START TASK DATA

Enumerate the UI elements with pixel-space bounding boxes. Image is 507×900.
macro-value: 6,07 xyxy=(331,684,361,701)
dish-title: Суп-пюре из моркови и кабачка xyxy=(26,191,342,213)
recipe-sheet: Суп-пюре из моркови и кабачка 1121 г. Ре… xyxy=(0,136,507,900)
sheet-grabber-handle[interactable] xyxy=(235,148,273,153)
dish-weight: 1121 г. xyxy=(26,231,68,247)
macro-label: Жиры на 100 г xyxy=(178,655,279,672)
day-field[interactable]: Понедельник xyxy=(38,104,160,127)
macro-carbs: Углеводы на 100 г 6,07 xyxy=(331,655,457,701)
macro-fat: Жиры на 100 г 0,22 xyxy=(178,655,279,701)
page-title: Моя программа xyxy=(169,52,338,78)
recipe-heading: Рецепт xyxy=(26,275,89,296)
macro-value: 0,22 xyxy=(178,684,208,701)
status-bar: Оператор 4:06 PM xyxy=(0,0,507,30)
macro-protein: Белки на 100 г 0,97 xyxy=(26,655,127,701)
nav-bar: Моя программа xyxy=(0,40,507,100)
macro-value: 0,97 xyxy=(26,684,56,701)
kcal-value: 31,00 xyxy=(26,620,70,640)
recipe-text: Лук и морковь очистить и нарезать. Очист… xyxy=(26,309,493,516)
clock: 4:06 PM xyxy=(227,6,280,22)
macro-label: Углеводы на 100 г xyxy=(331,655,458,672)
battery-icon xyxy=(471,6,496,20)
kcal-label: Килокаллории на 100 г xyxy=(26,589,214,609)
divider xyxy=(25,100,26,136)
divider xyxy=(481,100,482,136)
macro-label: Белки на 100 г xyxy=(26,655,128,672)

END TASK DATA

• WHAT YOU HAVE TO DO: Every record must be retyped so that it matches the original exactly.

• TASK RESPONSE:
Enumerate the UI elements with pixel-space bounding boxes. Image is 507×900.
macro-value: 6,07 xyxy=(331,684,361,701)
dish-title: Суп-пюре из моркови и кабачка xyxy=(26,191,342,213)
recipe-sheet: Суп-пюре из моркови и кабачка 1121 г. Ре… xyxy=(0,136,507,900)
sheet-grabber-handle[interactable] xyxy=(235,148,273,153)
dish-weight: 1121 г. xyxy=(26,231,68,247)
macro-label: Жиры на 100 г xyxy=(178,655,279,672)
day-field[interactable]: Понедельник xyxy=(38,104,160,127)
macro-carbs: Углеводы на 100 г 6,07 xyxy=(331,655,457,701)
macro-fat: Жиры на 100 г 0,22 xyxy=(178,655,279,701)
page-title: Моя программа xyxy=(169,52,338,78)
recipe-heading: Рецепт xyxy=(26,275,89,296)
macro-value: 0,22 xyxy=(178,684,208,701)
status-bar: Оператор 4:06 PM xyxy=(0,0,507,30)
macro-protein: Белки на 100 г 0,97 xyxy=(26,655,127,701)
nav-bar: Моя программа xyxy=(0,40,507,100)
macro-value: 0,97 xyxy=(26,684,56,701)
kcal-value: 31,00 xyxy=(26,620,70,640)
recipe-text: Лук и морковь очистить и нарезать. Очист… xyxy=(26,309,493,516)
clock: 4:06 PM xyxy=(227,6,280,22)
macro-label: Углеводы на 100 г xyxy=(331,655,458,672)
battery-icon xyxy=(471,6,496,20)
kcal-label: Килокаллории на 100 г xyxy=(26,589,214,609)
divider xyxy=(25,100,26,136)
divider xyxy=(481,100,482,136)
macro-label: Белки на 100 г xyxy=(26,655,128,672)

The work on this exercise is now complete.